■ **Data for processing**:
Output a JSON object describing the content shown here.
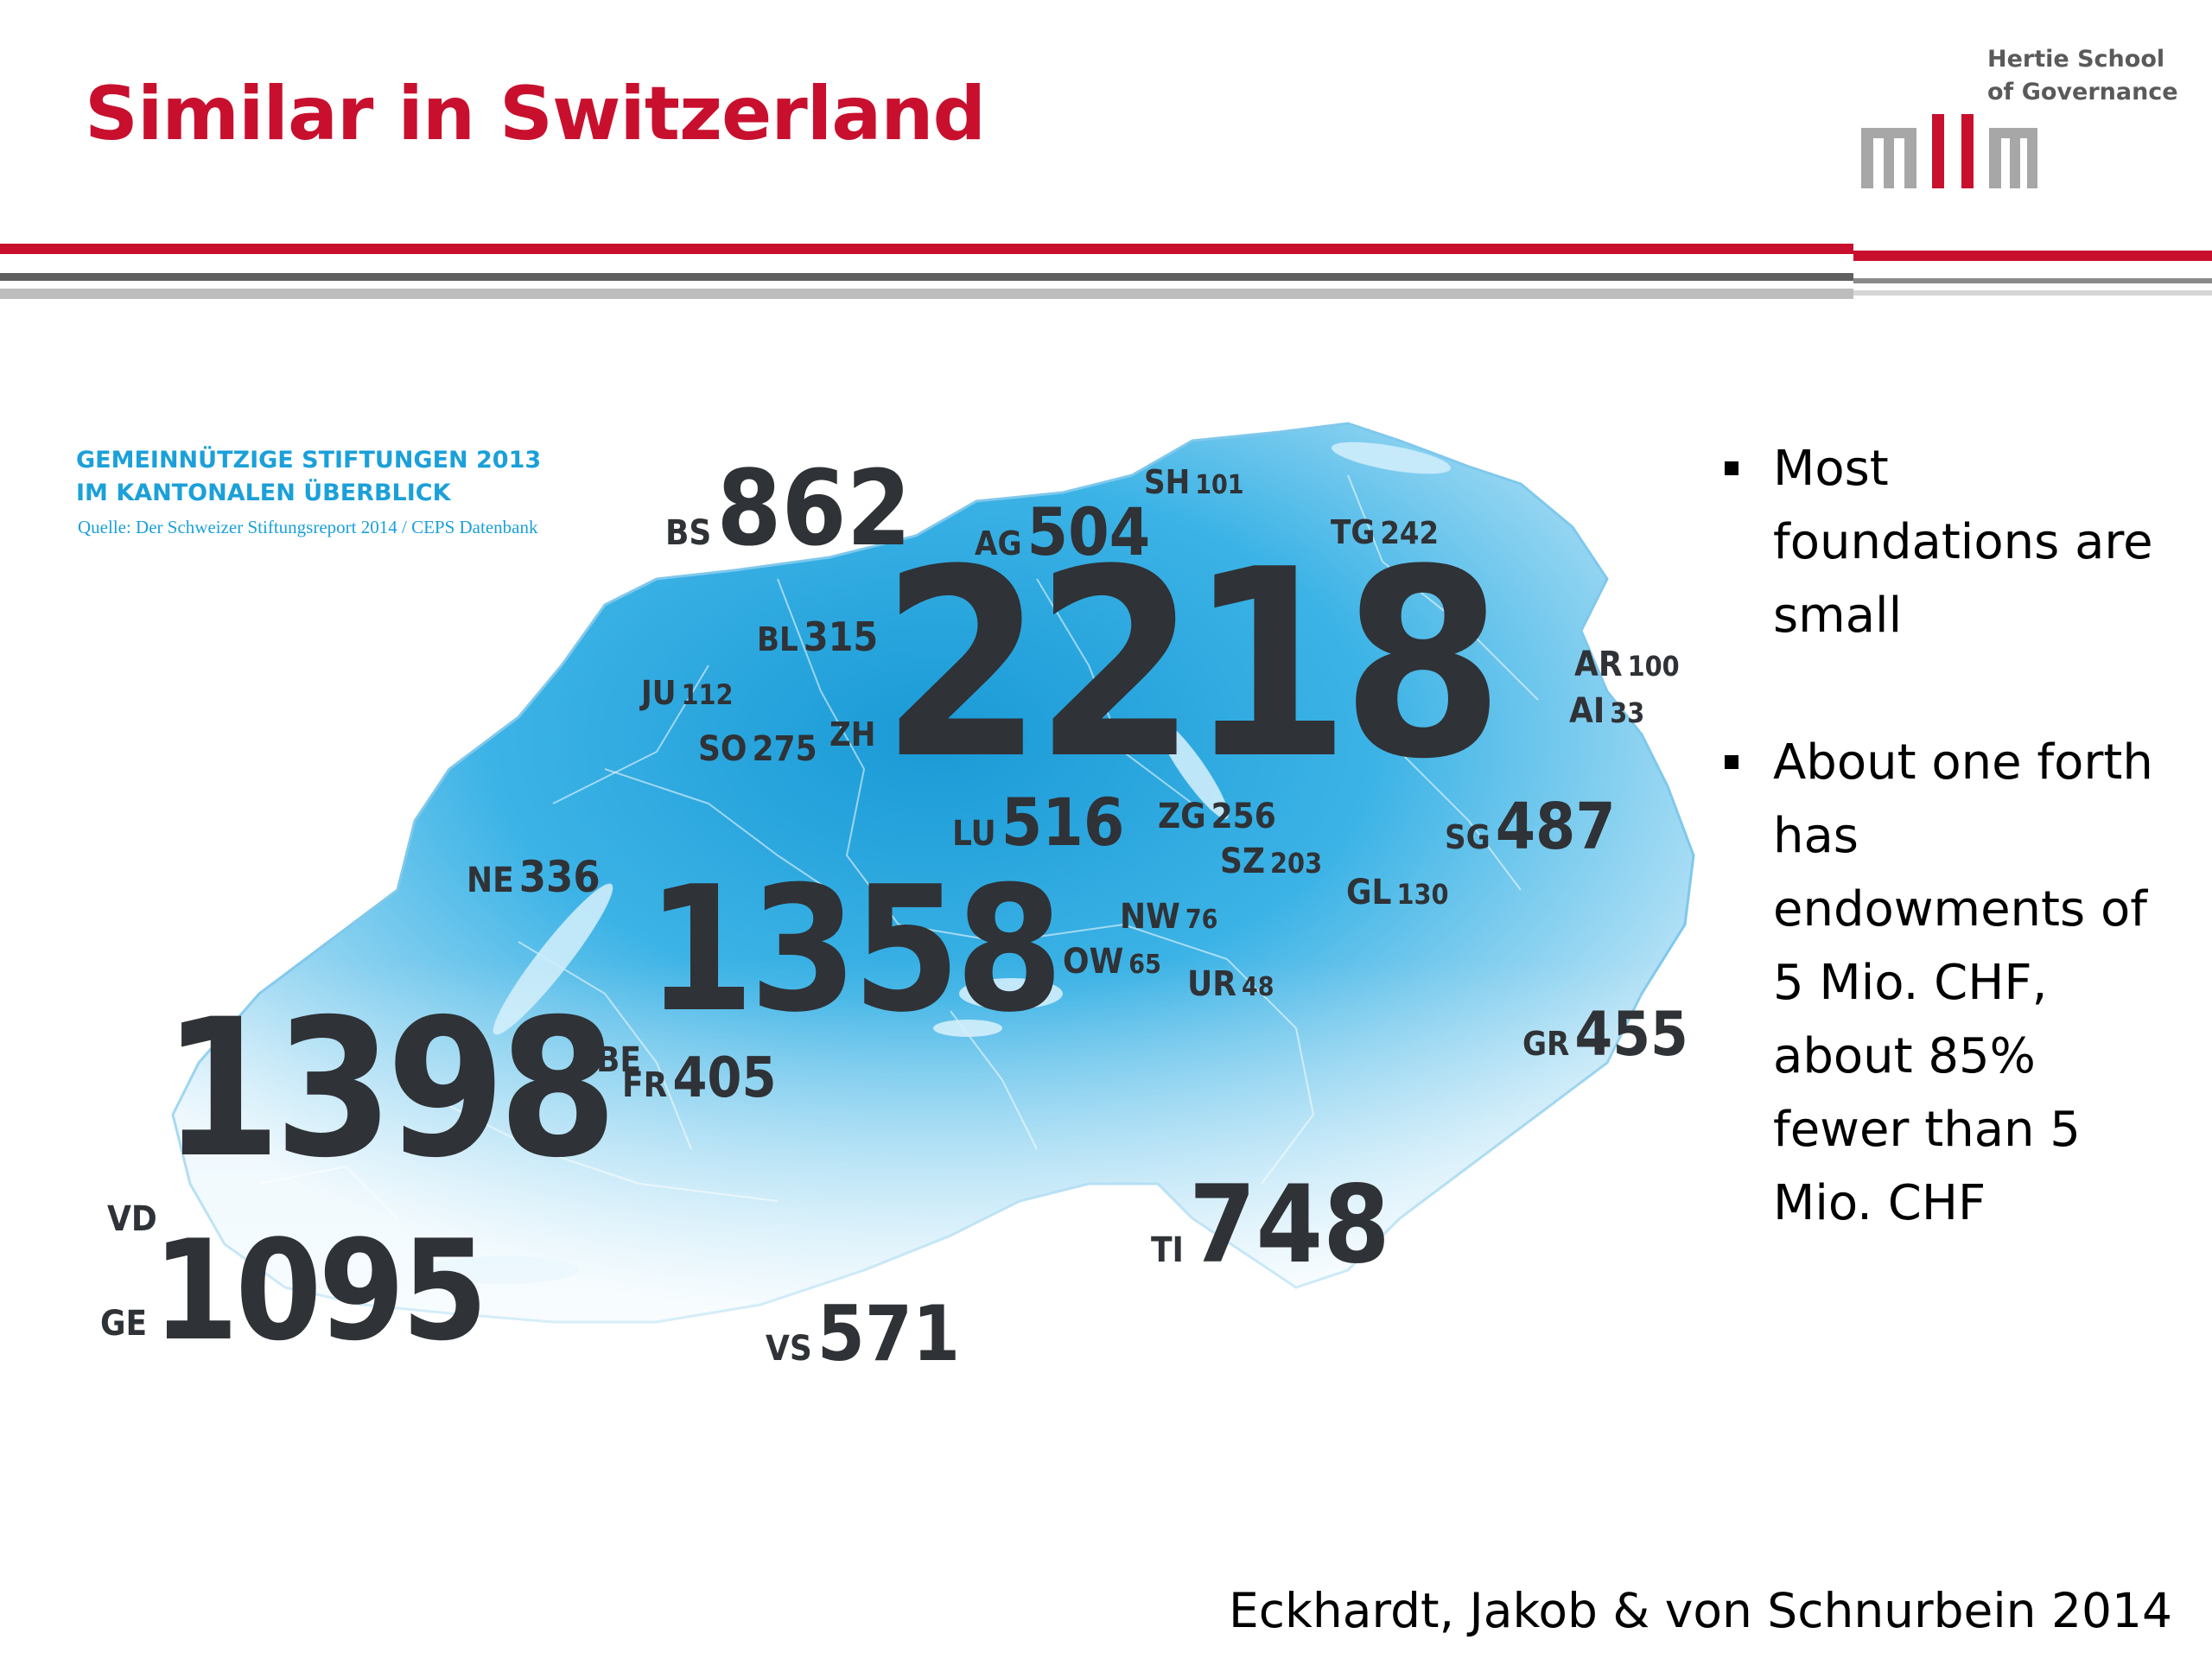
{
  "slide": {
    "title": "Similar in Switzerland",
    "logo": {
      "line1": "Hertie School",
      "line2": "of Governance",
      "icon": "hertie-school-logo-icon"
    },
    "colors": {
      "title": "#c8102e",
      "accent_rule": "#c8102e",
      "gray_rule": "#6b6b6b",
      "map_blue": "#1ba0d9",
      "map_label": "#2f3236"
    },
    "map": {
      "title_line1": "GEMEINNÜTZIGE STIFTUNGEN 2013",
      "title_line2": "IM KANTONALEN ÜBERBLICK",
      "source": "Quelle: Der Schweizer Stiftungsreport 2014 / CEPS Datenbank",
      "cantons": [
        {
          "code": "BS",
          "value": "862"
        },
        {
          "code": "AG",
          "value": "504"
        },
        {
          "code": "SH",
          "value": "101"
        },
        {
          "code": "TG",
          "value": "242"
        },
        {
          "code": "BL",
          "value": "315"
        },
        {
          "code": "ZH",
          "value": "2218"
        },
        {
          "code": "AR",
          "value": "100"
        },
        {
          "code": "AI",
          "value": "33"
        },
        {
          "code": "JU",
          "value": "112"
        },
        {
          "code": "SO",
          "value": "275"
        },
        {
          "code": "LU",
          "value": "516"
        },
        {
          "code": "ZG",
          "value": "256"
        },
        {
          "code": "SG",
          "value": "487"
        },
        {
          "code": "SZ",
          "value": "203"
        },
        {
          "code": "NE",
          "value": "336"
        },
        {
          "code": "GL",
          "value": "130"
        },
        {
          "code": "BE",
          "value": "1358"
        },
        {
          "code": "NW",
          "value": "76"
        },
        {
          "code": "OW",
          "value": "65"
        },
        {
          "code": "UR",
          "value": "48"
        },
        {
          "code": "VD",
          "value": "1398"
        },
        {
          "code": "FR",
          "value": "405"
        },
        {
          "code": "GR",
          "value": "455"
        },
        {
          "code": "TI",
          "value": "748"
        },
        {
          "code": "GE",
          "value": "1095"
        },
        {
          "code": "VS",
          "value": "571"
        }
      ]
    },
    "bullets": [
      "Most foundations are small",
      "About one forth has endowments of 5 Mio. CHF, about 85% fewer than 5 Mio. CHF"
    ],
    "citation": "Eckhardt, Jakob & von Schnurbein 2014"
  }
}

■ **Goal of the exercise**:
All the lines above are to be reproduced exactly, except the pictures.

■ **Exercise result**:
Output a JSON object describing the content shown here.
{
  "slide": {
    "title": "Similar in Switzerland",
    "logo": {
      "line1": "Hertie School",
      "line2": "of Governance",
      "icon": "hertie-school-logo-icon"
    },
    "colors": {
      "title": "#c8102e",
      "accent_rule": "#c8102e",
      "gray_rule": "#6b6b6b",
      "map_blue": "#1ba0d9",
      "map_label": "#2f3236"
    },
    "map": {
      "title_line1": "GEMEINNÜTZIGE STIFTUNGEN 2013",
      "title_line2": "IM KANTONALEN ÜBERBLICK",
      "source": "Quelle: Der Schweizer Stiftungsreport 2014 / CEPS Datenbank",
      "cantons": [
        {
          "code": "BS",
          "value": "862"
        },
        {
          "code": "AG",
          "value": "504"
        },
        {
          "code": "SH",
          "value": "101"
        },
        {
          "code": "TG",
          "value": "242"
        },
        {
          "code": "BL",
          "value": "315"
        },
        {
          "code": "ZH",
          "value": "2218"
        },
        {
          "code": "AR",
          "value": "100"
        },
        {
          "code": "AI",
          "value": "33"
        },
        {
          "code": "JU",
          "value": "112"
        },
        {
          "code": "SO",
          "value": "275"
        },
        {
          "code": "LU",
          "value": "516"
        },
        {
          "code": "ZG",
          "value": "256"
        },
        {
          "code": "SG",
          "value": "487"
        },
        {
          "code": "SZ",
          "value": "203"
        },
        {
          "code": "NE",
          "value": "336"
        },
        {
          "code": "GL",
          "value": "130"
        },
        {
          "code": "BE",
          "value": "1358"
        },
        {
          "code": "NW",
          "value": "76"
        },
        {
          "code": "OW",
          "value": "65"
        },
        {
          "code": "UR",
          "value": "48"
        },
        {
          "code": "VD",
          "value": "1398"
        },
        {
          "code": "FR",
          "value": "405"
        },
        {
          "code": "GR",
          "value": "455"
        },
        {
          "code": "TI",
          "value": "748"
        },
        {
          "code": "GE",
          "value": "1095"
        },
        {
          "code": "VS",
          "value": "571"
        }
      ]
    },
    "bullets": [
      "Most foundations are small",
      "About one forth has endowments of 5 Mio. CHF, about 85% fewer than 5 Mio. CHF"
    ],
    "citation": "Eckhardt, Jakob & von Schnurbein 2014"
  }
}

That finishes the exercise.